Items from a dataset:

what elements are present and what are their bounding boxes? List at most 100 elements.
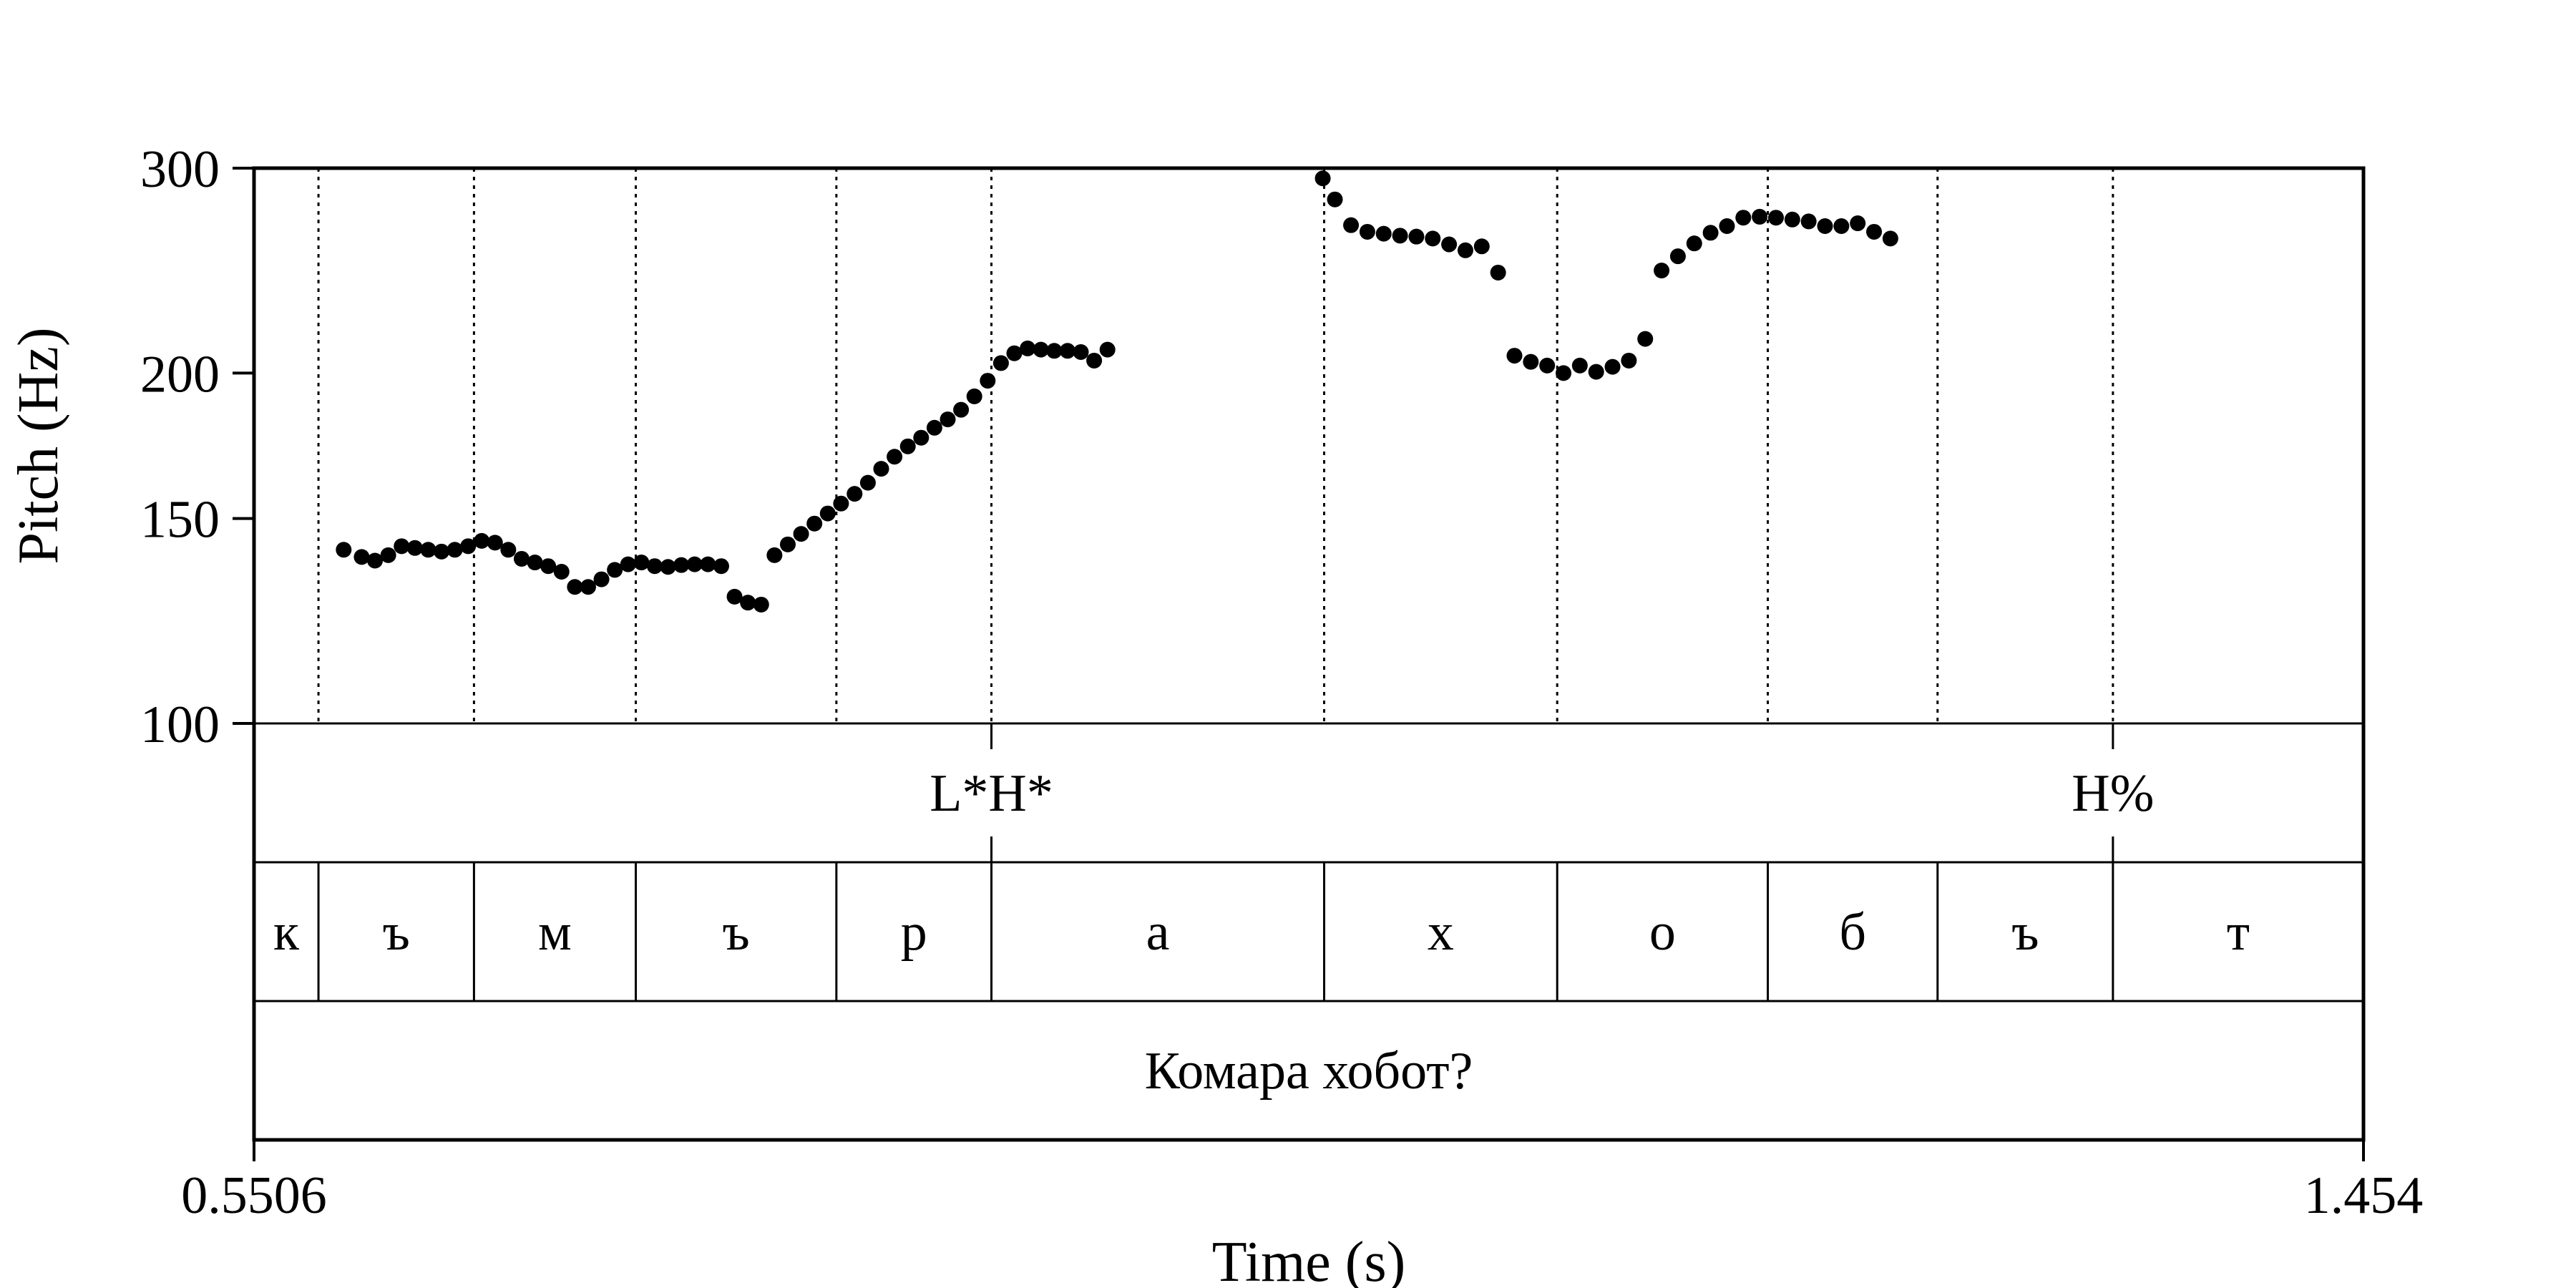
- pitch-point: [1702, 225, 1719, 241]
- segment-label: т: [2227, 903, 2250, 962]
- pitch-point: [1408, 228, 1425, 245]
- pitch-point: [1539, 357, 1556, 374]
- x-tick-label: 1.454: [2304, 1166, 2424, 1225]
- pitch-point: [806, 515, 823, 532]
- segment-label: а: [1146, 903, 1170, 962]
- segment-label: м: [538, 903, 572, 962]
- pitch-point: [1392, 228, 1408, 244]
- segment-label: ъ: [383, 903, 410, 962]
- pitch-point: [380, 547, 396, 563]
- pitch-point: [447, 542, 463, 558]
- pitch-point: [966, 388, 982, 404]
- pitch-point: [434, 543, 450, 560]
- annotation-tiers: L*H* H% к ъ м ъ р а х о б ъ т Комара хобот?: [254, 722, 2363, 1101]
- pitch-point: [1523, 353, 1539, 370]
- axes: 100 150 200 300 0.5506 1.454 Time (s) Pitch (Hz…: [7, 140, 2423, 1288]
- pitch-point: [779, 536, 796, 552]
- y-axis-title: Pitch (Hz): [7, 327, 70, 564]
- pitch-point: [686, 556, 703, 572]
- pitch-point: [1457, 242, 1473, 258]
- pitch-point: [620, 556, 636, 572]
- pitch-point: [980, 373, 996, 389]
- pitch-point: [859, 474, 876, 491]
- pitch-point: [1033, 341, 1049, 358]
- pitch-point: [1006, 345, 1023, 361]
- pitch-point: [1784, 211, 1800, 228]
- tone-label: L*H*: [930, 764, 1053, 823]
- pitch-point: [487, 535, 503, 551]
- pitch-point: [527, 555, 543, 571]
- pitch-point: [580, 579, 596, 595]
- y-tick-label: 150: [140, 491, 220, 550]
- y-tick-label: 300: [140, 140, 220, 199]
- pitch-point: [1375, 225, 1392, 242]
- segment-label: ъ: [723, 903, 750, 962]
- pitch-point: [1073, 343, 1089, 360]
- pitch-point: [740, 595, 756, 611]
- segment-label: х: [1428, 903, 1454, 962]
- segment-label: к: [273, 903, 300, 962]
- pitch-point: [1046, 343, 1063, 359]
- pitch-point: [1327, 191, 1343, 208]
- pitch-point: [1800, 213, 1817, 230]
- pitch-point: [1850, 215, 1866, 232]
- pitch-point: [1752, 208, 1768, 225]
- pitch-point: [940, 411, 956, 428]
- pitch-point: [1866, 223, 1883, 240]
- pitch-point: [673, 557, 690, 573]
- y-tick-label: 100: [140, 696, 220, 754]
- plot-area: [317, 168, 2114, 723]
- pitch-point: [953, 401, 970, 418]
- pitch-point: [540, 558, 557, 575]
- pitch-point: [1604, 358, 1621, 375]
- segment-label: р: [901, 903, 927, 962]
- pitch-point: [819, 505, 836, 522]
- pitch-point: [406, 540, 423, 556]
- y-tick-label: 200: [140, 345, 220, 404]
- pitch-point: [1637, 331, 1654, 347]
- pitch-point: [847, 486, 863, 502]
- pitch-point: [367, 552, 384, 569]
- pitch-point: [1669, 248, 1686, 265]
- pitch-point: [553, 564, 570, 580]
- pitch-point: [1020, 340, 1036, 356]
- pitch-point: [633, 555, 650, 571]
- tone-label: H%: [2072, 764, 2154, 823]
- pitch-point: [833, 495, 849, 512]
- pitch-point: [394, 538, 410, 555]
- pitch-point: [1621, 352, 1637, 369]
- pitch-point: [1359, 223, 1375, 240]
- pitch-point: [607, 562, 623, 578]
- pitch-point: [460, 538, 477, 555]
- pitch-point: [660, 559, 676, 575]
- pitch-point: [500, 542, 517, 558]
- pitch-point: [926, 419, 942, 436]
- pitch-point: [336, 542, 352, 558]
- pitch-point: [873, 461, 889, 477]
- pitch-point: [1441, 236, 1458, 253]
- pitch-point: [353, 549, 370, 565]
- pitch-point: [1654, 263, 1670, 279]
- pitch-point: [1059, 343, 1075, 359]
- pitch-point: [1817, 218, 1833, 234]
- pitch-point: [567, 579, 583, 595]
- pitch-point: [1735, 210, 1752, 226]
- pitch-point: [474, 532, 490, 549]
- pitch-point: [1425, 230, 1441, 247]
- x-tick-label: 0.5506: [181, 1166, 327, 1225]
- segment-label: б: [1839, 903, 1866, 962]
- x-axis-title: Time (s): [1212, 1231, 1405, 1288]
- pitch-point: [899, 438, 916, 454]
- pitch-point: [513, 550, 530, 567]
- pitch-point: [992, 355, 1009, 371]
- pitch-point: [1343, 217, 1360, 233]
- pitch-point: [1882, 230, 1898, 247]
- plot-frame: [252, 166, 2366, 1142]
- pitch-point: [1686, 235, 1702, 252]
- pitch-point: [1506, 348, 1523, 364]
- pitch-point: [646, 558, 663, 575]
- pitch-point: [1719, 218, 1735, 234]
- pitch-point: [420, 542, 436, 558]
- pitch-point: [913, 429, 930, 446]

WHAT YOU SHOULD DO:
Could you print, unchanged, the lines in the rows above from the one with "- pitch-point: [1702, 225, 1719, 241]" up to and including the one with "- pitch-point: [847, 486, 863, 502]"?

OUTPUT BELOW:
- pitch-point: [1702, 225, 1719, 241]
- segment-label: т: [2227, 903, 2250, 962]
- pitch-point: [1408, 228, 1425, 245]
- pitch-point: [1539, 357, 1556, 374]
- x-tick-label: 1.454: [2304, 1166, 2424, 1225]
- pitch-point: [806, 515, 823, 532]
- segment-label: а: [1146, 903, 1170, 962]
- segment-label: м: [538, 903, 572, 962]
- pitch-point: [1392, 228, 1408, 244]
- segment-label: ъ: [383, 903, 410, 962]
- pitch-point: [380, 547, 396, 563]
- pitch-point: [447, 542, 463, 558]
- pitch-point: [966, 388, 982, 404]
- pitch-point: [434, 543, 450, 560]
- annotation-tiers: L*H* H% к ъ м ъ р а х о б ъ т Комара хобот?: [254, 722, 2363, 1101]
- pitch-point: [1523, 353, 1539, 370]
- axes: 100 150 200 300 0.5506 1.454 Time (s) Pitch (Hz…: [7, 140, 2423, 1288]
- pitch-point: [779, 536, 796, 552]
- y-axis-title: Pitch (Hz): [7, 327, 70, 564]
- pitch-point: [686, 556, 703, 572]
- pitch-point: [1457, 242, 1473, 258]
- pitch-point: [620, 556, 636, 572]
- pitch-point: [980, 373, 996, 389]
- pitch-point: [859, 474, 876, 491]
- pitch-point: [1033, 341, 1049, 358]
- pitch-point: [1006, 345, 1023, 361]
- pitch-point: [1784, 211, 1800, 228]
- tone-label: L*H*: [930, 764, 1053, 823]
- pitch-point: [487, 535, 503, 551]
- pitch-point: [527, 555, 543, 571]
- pitch-point: [580, 579, 596, 595]
- y-tick-label: 150: [140, 491, 220, 550]
- y-tick-label: 300: [140, 140, 220, 199]
- pitch-point: [1375, 225, 1392, 242]
- segment-label: ъ: [723, 903, 750, 962]
- pitch-point: [1073, 343, 1089, 360]
- pitch-point: [740, 595, 756, 611]
- segment-label: х: [1428, 903, 1454, 962]
- segment-label: к: [273, 903, 300, 962]
- pitch-point: [1046, 343, 1063, 359]
- pitch-point: [1327, 191, 1343, 208]
- pitch-point: [1800, 213, 1817, 230]
- pitch-point: [1850, 215, 1866, 232]
- pitch-point: [1752, 208, 1768, 225]
- pitch-point: [940, 411, 956, 428]
- pitch-point: [1866, 223, 1883, 240]
- pitch-point: [673, 557, 690, 573]
- y-tick-label: 100: [140, 696, 220, 754]
- plot-area: [317, 168, 2114, 723]
- pitch-point: [953, 401, 970, 418]
- pitch-point: [540, 558, 557, 575]
- pitch-point: [1604, 358, 1621, 375]
- segment-label: р: [901, 903, 927, 962]
- pitch-point: [819, 505, 836, 522]
- pitch-point: [406, 540, 423, 556]
- y-tick-label: 200: [140, 345, 220, 404]
- pitch-point: [1637, 331, 1654, 347]
- pitch-point: [847, 486, 863, 502]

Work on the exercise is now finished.